**Exercise brief**. Return each line containing "tiempo".

— Start The records —

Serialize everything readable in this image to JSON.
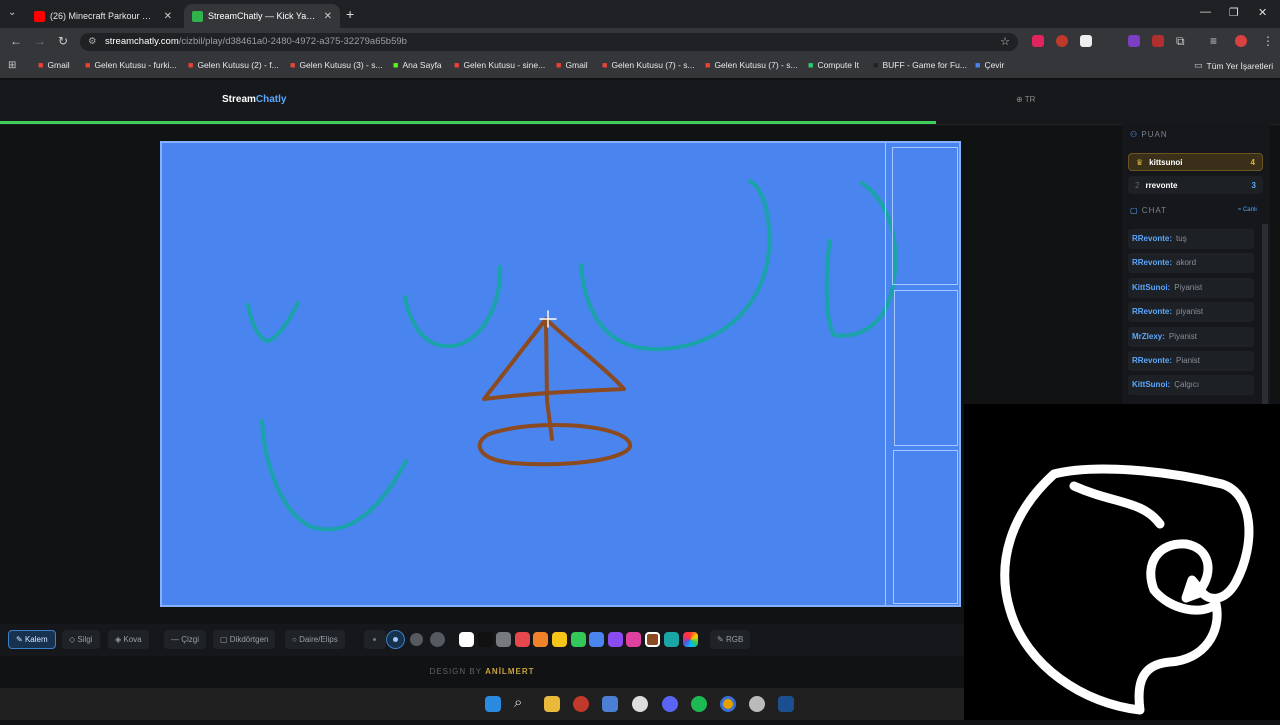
{
  "browser": {
    "tabs": [
      {
        "title": "(26) Minecraft Parkour Gamepla",
        "icon": "youtube-icon"
      },
      {
        "title": "StreamChatly — Kick Yayıncıları",
        "icon": "streamchatly-icon"
      }
    ],
    "new_tab": "+",
    "url_domain": "streamchatly.com",
    "url_path": "/cizbil/play/d38461a0-2480-4972-a375-32279a65b59b",
    "bookmarks": [
      {
        "label": "Gmail",
        "icon": "gmail-icon"
      },
      {
        "label": "Gelen Kutusu - furki...",
        "icon": "gmail-icon"
      },
      {
        "label": "Gelen Kutusu (2) - f...",
        "icon": "gmail-icon"
      },
      {
        "label": "Gelen Kutusu (3) - s...",
        "icon": "gmail-icon"
      },
      {
        "label": "Ana Sayfa",
        "icon": "kick-icon"
      },
      {
        "label": "Gelen Kutusu - sine...",
        "icon": "gmail-icon"
      },
      {
        "label": "Gmail",
        "icon": "gmail-icon"
      },
      {
        "label": "Gelen Kutusu (7) - s...",
        "icon": "gmail-icon"
      },
      {
        "label": "Gelen Kutusu (7) - s...",
        "icon": "gmail-icon"
      },
      {
        "label": "Compute It",
        "icon": "compute-icon"
      },
      {
        "label": "BUFF - Game for Fu...",
        "icon": "buff-icon"
      },
      {
        "label": "Çevir",
        "icon": "translate-icon"
      }
    ],
    "all_bookmarks": "Tüm Yer İşaretleri"
  },
  "site": {
    "logo_part1": "Stream",
    "logo_part2": "Chatly",
    "lang": "TR"
  },
  "scoreboard": {
    "title": "PUAN",
    "players": [
      {
        "rank": "♛",
        "name": "kittsunoi",
        "points": "4"
      },
      {
        "rank": "2",
        "name": "rrevonte",
        "points": "3"
      }
    ]
  },
  "chat": {
    "title": "CHAT",
    "live": "Canlı",
    "messages": [
      {
        "user": "RRevonte:",
        "text": "tuş"
      },
      {
        "user": "RRevonte:",
        "text": "akord"
      },
      {
        "user": "KittSunoi:",
        "text": "Piyanist"
      },
      {
        "user": "RRevonte:",
        "text": "piyanist"
      },
      {
        "user": "MrZlexy:",
        "text": "Piyanist"
      },
      {
        "user": "RRevonte:",
        "text": "Pianist"
      },
      {
        "user": "KittSunoi:",
        "text": "Çalgıcı"
      }
    ]
  },
  "tools": {
    "pen": "Kalem",
    "eraser": "Silgi",
    "bucket": "Kova",
    "line": "Çizgi",
    "rect": "Dikdörtgen",
    "ellipse": "Daire/Elips",
    "rgb": "RGB"
  },
  "palette": [
    "#ffffff",
    "#111111",
    "#777b80",
    "#e5484d",
    "#f0822c",
    "#f5c518",
    "#34c759",
    "#4a84ee",
    "#8a4bf0",
    "#e0409e",
    "#8b4a1f",
    "#1aa6a6"
  ],
  "selected_color": "#8b4a1f",
  "footer": {
    "prefix": "DESIGN BY",
    "author": "ANİLMERT"
  },
  "colors": {
    "canvas": "#4a84ee",
    "teal_stroke": "#1aa3a8",
    "brown_stroke": "#8b4a1f",
    "accent": "#5aa8ff",
    "progress": "#3fcf5a"
  }
}
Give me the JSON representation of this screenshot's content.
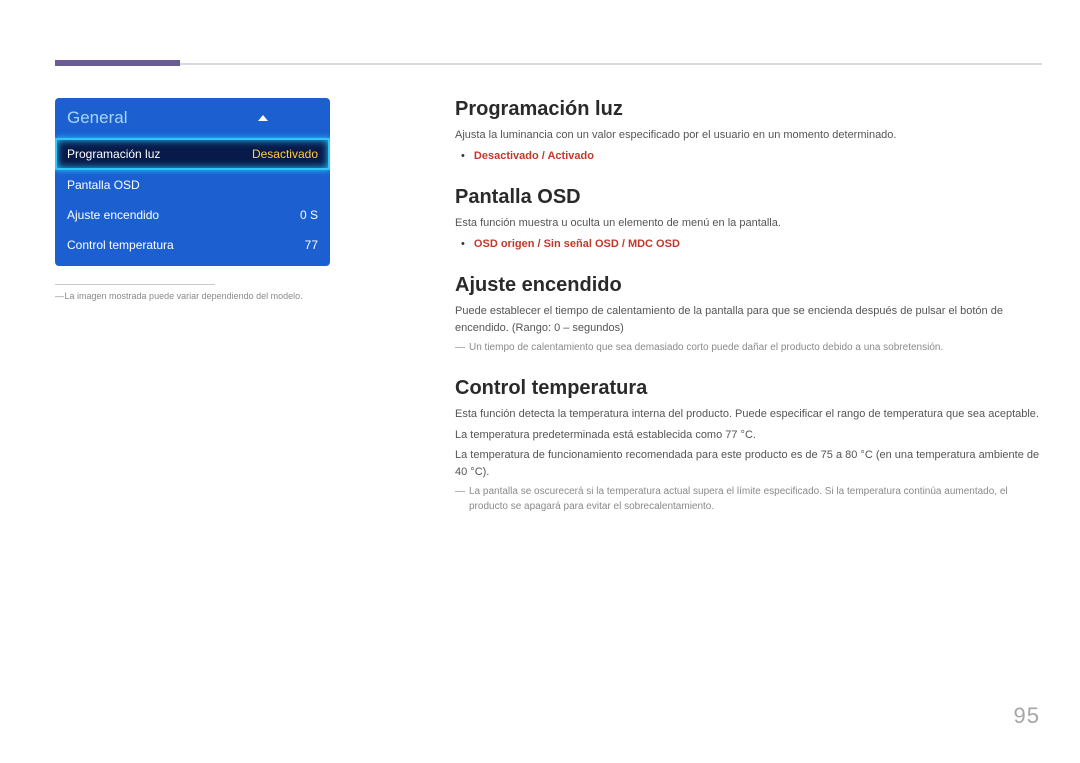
{
  "panel": {
    "title": "General",
    "rows": [
      {
        "label": "Programación luz",
        "value": "Desactivado"
      },
      {
        "label": "Pantalla OSD",
        "value": ""
      },
      {
        "label": "Ajuste encendido",
        "value": "0 S"
      },
      {
        "label": "Control temperatura",
        "value": "77"
      }
    ],
    "caption": "La imagen mostrada puede variar dependiendo del modelo."
  },
  "sections": {
    "prog_luz": {
      "title": "Programación luz",
      "desc": "Ajusta la luminancia con un valor especificado por el usuario en un momento determinado.",
      "options": "Desactivado / Activado"
    },
    "pantalla_osd": {
      "title": "Pantalla OSD",
      "desc": "Esta función muestra u oculta un elemento de menú en la pantalla.",
      "options": "OSD origen / Sin señal OSD / MDC OSD"
    },
    "ajuste_enc": {
      "title": "Ajuste encendido",
      "desc": "Puede establecer el tiempo de calentamiento de la pantalla para que se encienda después de pulsar el botón de encendido. (Rango: 0 – segundos)",
      "note": "Un tiempo de calentamiento que sea demasiado corto puede dañar el producto debido a una sobretensión."
    },
    "control_temp": {
      "title": "Control temperatura",
      "desc1": "Esta función detecta la temperatura interna del producto. Puede especificar el rango de temperatura que sea aceptable.",
      "desc2": "La temperatura predeterminada está establecida como 77 °C.",
      "desc3": "La temperatura de funcionamiento recomendada para este producto es de 75 a 80 °C (en una temperatura ambiente de 40 °C).",
      "note": "La pantalla se oscurecerá si la temperatura actual supera el límite especificado. Si la temperatura continúa aumentado, el producto se apagará para evitar el sobrecalentamiento."
    }
  },
  "page_number": "95"
}
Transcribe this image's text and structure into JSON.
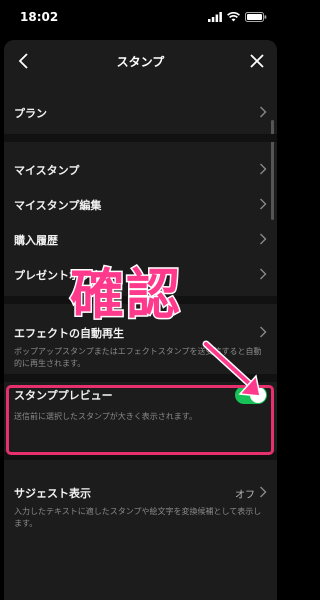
{
  "status": {
    "time": "18:02"
  },
  "nav": {
    "title": "スタンプ"
  },
  "rows": {
    "plan": {
      "label": "プラン"
    },
    "my_stamp": {
      "label": "マイスタンプ"
    },
    "my_stamp_edit": {
      "label": "マイスタンプ編集"
    },
    "purchase_history": {
      "label": "購入履歴"
    },
    "present_box": {
      "label": "プレゼントボックス"
    },
    "effect_autoplay": {
      "label": "エフェクトの自動再生",
      "desc": "ポップアップスタンプまたはエフェクトスタンプを送受信すると自動的に再生されます。"
    },
    "stamp_preview": {
      "label": "スタンププレビュー",
      "desc": "送信前に選択したスタンプが大きく表示されます。",
      "enabled": true
    },
    "suggest": {
      "label": "サジェスト表示",
      "value": "オフ",
      "desc": "入力したテキストに適したスタンプや絵文字を変換候補として表示します。"
    }
  },
  "annotation": {
    "text": "確認"
  },
  "colors": {
    "toggle_on": "#18c158",
    "highlight": "#e8306f",
    "annotation": "#ff3a8c"
  }
}
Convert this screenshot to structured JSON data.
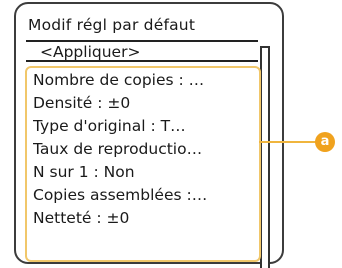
{
  "screen": {
    "title": "Modif régl par défaut",
    "apply_label": "<Appliquer>"
  },
  "settings_items": [
    "Nombre de copies : …",
    "Densité : ±0",
    "Type d'original : T…",
    "Taux de reproductio…",
    "N sur 1 : Non",
    "Copies assemblées :…",
    "Netteté : ±0"
  ],
  "callout": {
    "label": "a"
  },
  "colors": {
    "highlight": "#f1c76a",
    "callout": "#f0a21e"
  }
}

— End The records —

**Response below**.
      "desc": "Puede establecer el tiempo de calentamiento de la pantalla para que se encienda después de pulsar el botón de encendido. (Rango: 0 – segundos)",
      "note": "Un tiempo de calentamiento que sea demasiado corto puede dañar el producto debido a una sobretensión."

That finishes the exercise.